STATED GOAL: Retype the whole listing below, character for character.

########

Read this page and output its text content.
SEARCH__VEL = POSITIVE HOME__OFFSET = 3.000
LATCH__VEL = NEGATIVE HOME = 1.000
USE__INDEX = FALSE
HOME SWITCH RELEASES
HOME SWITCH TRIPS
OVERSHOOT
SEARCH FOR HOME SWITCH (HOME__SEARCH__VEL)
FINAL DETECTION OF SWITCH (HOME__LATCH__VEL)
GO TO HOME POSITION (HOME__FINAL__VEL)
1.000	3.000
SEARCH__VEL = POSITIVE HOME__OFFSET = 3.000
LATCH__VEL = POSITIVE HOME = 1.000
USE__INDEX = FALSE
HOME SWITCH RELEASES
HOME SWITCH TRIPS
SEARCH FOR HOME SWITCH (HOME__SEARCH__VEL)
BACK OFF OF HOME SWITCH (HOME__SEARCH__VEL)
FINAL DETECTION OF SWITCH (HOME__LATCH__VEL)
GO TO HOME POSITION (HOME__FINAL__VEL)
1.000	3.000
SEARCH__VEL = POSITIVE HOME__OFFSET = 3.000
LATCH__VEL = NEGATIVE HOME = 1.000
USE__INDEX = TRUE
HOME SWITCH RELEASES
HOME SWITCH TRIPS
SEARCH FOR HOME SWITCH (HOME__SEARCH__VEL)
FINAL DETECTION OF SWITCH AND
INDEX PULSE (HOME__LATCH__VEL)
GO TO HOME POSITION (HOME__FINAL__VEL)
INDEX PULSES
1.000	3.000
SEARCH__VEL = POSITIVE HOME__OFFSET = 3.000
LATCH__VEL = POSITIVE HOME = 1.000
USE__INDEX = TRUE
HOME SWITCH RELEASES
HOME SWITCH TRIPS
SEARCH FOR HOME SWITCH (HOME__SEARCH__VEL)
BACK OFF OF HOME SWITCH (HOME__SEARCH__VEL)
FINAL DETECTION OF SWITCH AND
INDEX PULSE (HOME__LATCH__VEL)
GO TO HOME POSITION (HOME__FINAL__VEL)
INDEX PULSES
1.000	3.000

########

RESPONSE TO THIS TASK:
Read this page and output its text content.
SEARCH__VEL = POSITIVE HOME__OFFSET = 3.000
LATCH__VEL = NEGATIVE HOME = 1.000
USE__INDEX = FALSE
HOME SWITCH RELEASES
HOME SWITCH TRIPS
OVERSHOOT
SEARCH FOR HOME SWITCH (HOME__SEARCH__VEL)
FINAL DETECTION OF SWITCH (HOME__LATCH__VEL)
GO TO HOME POSITION (HOME__FINAL__VEL)
1.000	3.000
SEARCH__VEL = POSITIVE HOME__OFFSET = 3.000
LATCH__VEL = POSITIVE HOME = 1.000
USE__INDEX = FALSE
HOME SWITCH RELEASES
HOME SWITCH TRIPS
SEARCH FOR HOME SWITCH (HOME__SEARCH__VEL)
BACK OFF OF HOME SWITCH (HOME__SEARCH__VEL)
FINAL DETECTION OF SWITCH (HOME__LATCH__VEL)
GO TO HOME POSITION (HOME__FINAL__VEL)
1.000	3.000
SEARCH__VEL = POSITIVE HOME__OFFSET = 3.000
LATCH__VEL = NEGATIVE HOME = 1.000
USE__INDEX = TRUE
HOME SWITCH RELEASES
HOME SWITCH TRIPS
SEARCH FOR HOME SWITCH (HOME__SEARCH__VEL)
FINAL DETECTION OF SWITCH AND
INDEX PULSE (HOME__LATCH__VEL)
GO TO HOME POSITION (HOME__FINAL__VEL)
INDEX PULSES
1.000	3.000
SEARCH__VEL = POSITIVE HOME__OFFSET = 3.000
LATCH__VEL = POSITIVE HOME = 1.000
USE__INDEX = TRUE
HOME SWITCH RELEASES
HOME SWITCH TRIPS
SEARCH FOR HOME SWITCH (HOME__SEARCH__VEL)
BACK OFF OF HOME SWITCH (HOME__SEARCH__VEL)
FINAL DETECTION OF SWITCH AND
INDEX PULSE (HOME__LATCH__VEL)
GO TO HOME POSITION (HOME__FINAL__VEL)
INDEX PULSES
1.000	3.000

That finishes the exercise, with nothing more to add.